**Exercise input**
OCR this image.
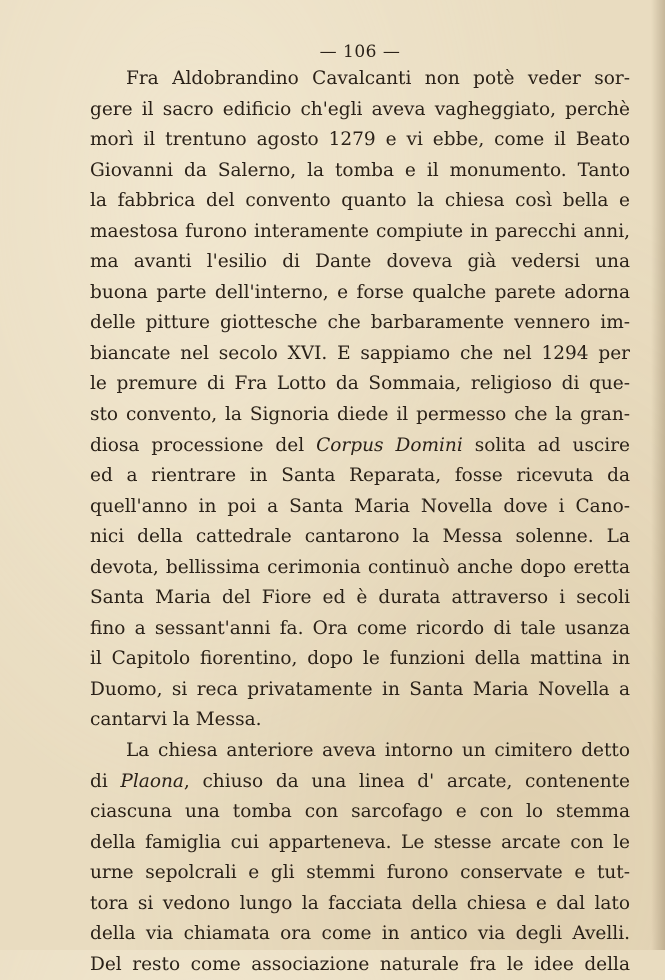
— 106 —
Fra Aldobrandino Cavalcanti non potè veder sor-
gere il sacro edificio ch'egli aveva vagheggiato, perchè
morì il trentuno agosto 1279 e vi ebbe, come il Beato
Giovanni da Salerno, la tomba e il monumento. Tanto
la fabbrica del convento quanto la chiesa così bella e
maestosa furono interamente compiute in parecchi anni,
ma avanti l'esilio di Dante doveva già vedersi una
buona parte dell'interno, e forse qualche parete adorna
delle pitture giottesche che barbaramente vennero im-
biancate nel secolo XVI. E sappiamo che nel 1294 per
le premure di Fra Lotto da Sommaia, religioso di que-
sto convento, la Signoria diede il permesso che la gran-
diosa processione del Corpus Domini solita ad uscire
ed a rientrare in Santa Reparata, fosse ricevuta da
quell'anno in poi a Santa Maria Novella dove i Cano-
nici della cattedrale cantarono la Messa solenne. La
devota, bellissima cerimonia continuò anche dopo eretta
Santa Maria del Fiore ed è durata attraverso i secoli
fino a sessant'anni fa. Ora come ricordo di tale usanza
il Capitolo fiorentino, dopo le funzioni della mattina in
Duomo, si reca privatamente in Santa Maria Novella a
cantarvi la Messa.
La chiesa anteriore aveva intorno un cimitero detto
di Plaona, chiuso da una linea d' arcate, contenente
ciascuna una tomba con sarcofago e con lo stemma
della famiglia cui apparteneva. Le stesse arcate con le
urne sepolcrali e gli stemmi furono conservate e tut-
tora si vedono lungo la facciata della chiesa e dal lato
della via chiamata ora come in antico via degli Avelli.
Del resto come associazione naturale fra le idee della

...

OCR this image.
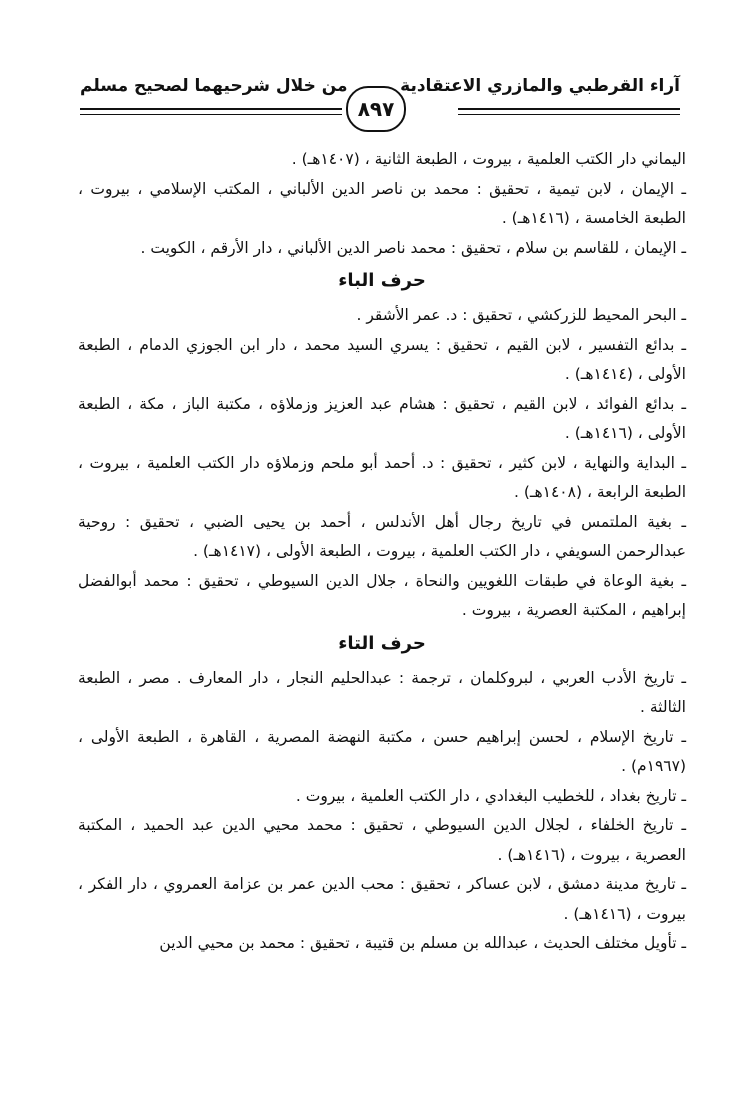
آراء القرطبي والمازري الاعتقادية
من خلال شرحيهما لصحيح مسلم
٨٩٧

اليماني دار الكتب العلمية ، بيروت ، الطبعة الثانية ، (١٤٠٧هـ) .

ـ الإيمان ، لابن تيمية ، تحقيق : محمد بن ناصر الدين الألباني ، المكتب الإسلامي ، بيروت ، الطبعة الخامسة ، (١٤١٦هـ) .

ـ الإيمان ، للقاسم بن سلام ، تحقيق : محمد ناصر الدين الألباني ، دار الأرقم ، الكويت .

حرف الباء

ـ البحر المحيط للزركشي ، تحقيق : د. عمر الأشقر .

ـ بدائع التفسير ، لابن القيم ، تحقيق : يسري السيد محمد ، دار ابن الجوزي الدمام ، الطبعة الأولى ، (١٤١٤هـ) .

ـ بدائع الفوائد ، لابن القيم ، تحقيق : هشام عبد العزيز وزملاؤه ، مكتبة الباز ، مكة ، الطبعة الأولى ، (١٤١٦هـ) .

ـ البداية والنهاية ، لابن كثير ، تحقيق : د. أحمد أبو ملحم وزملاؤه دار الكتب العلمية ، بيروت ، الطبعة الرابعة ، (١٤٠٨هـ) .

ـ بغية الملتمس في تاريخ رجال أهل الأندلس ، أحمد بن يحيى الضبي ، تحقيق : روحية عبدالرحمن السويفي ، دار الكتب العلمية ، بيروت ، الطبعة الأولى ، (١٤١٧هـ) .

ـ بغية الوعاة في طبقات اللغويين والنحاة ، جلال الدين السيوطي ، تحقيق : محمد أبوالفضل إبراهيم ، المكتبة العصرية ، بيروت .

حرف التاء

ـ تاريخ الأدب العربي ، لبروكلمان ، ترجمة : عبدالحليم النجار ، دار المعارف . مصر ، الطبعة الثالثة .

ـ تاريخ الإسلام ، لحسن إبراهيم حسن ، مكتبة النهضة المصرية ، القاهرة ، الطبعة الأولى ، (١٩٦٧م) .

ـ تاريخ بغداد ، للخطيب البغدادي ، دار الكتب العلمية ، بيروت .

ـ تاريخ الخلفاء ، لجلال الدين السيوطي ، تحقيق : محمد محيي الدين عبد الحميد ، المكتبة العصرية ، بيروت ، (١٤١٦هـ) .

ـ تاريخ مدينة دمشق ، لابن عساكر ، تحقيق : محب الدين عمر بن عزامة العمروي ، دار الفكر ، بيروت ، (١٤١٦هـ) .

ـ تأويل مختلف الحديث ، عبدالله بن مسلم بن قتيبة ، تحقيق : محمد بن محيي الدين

**Exercise details**
Copy each line of the listing in which the word "وزملاؤه" can be found.

**Final result**
ـ بدائع الفوائد ، لابن القيم ، تحقيق : هشام عبد العزيز وزملاؤه ، مكتبة الباز ، مكة ، الطبعة الأولى ، (١٤١٦هـ) .
ـ البداية والنهاية ، لابن كثير ، تحقيق : د. أحمد أبو ملحم وزملاؤه دار الكتب العلمية ، بيروت ، الطبعة الرابعة ، (١٤٠٨هـ) .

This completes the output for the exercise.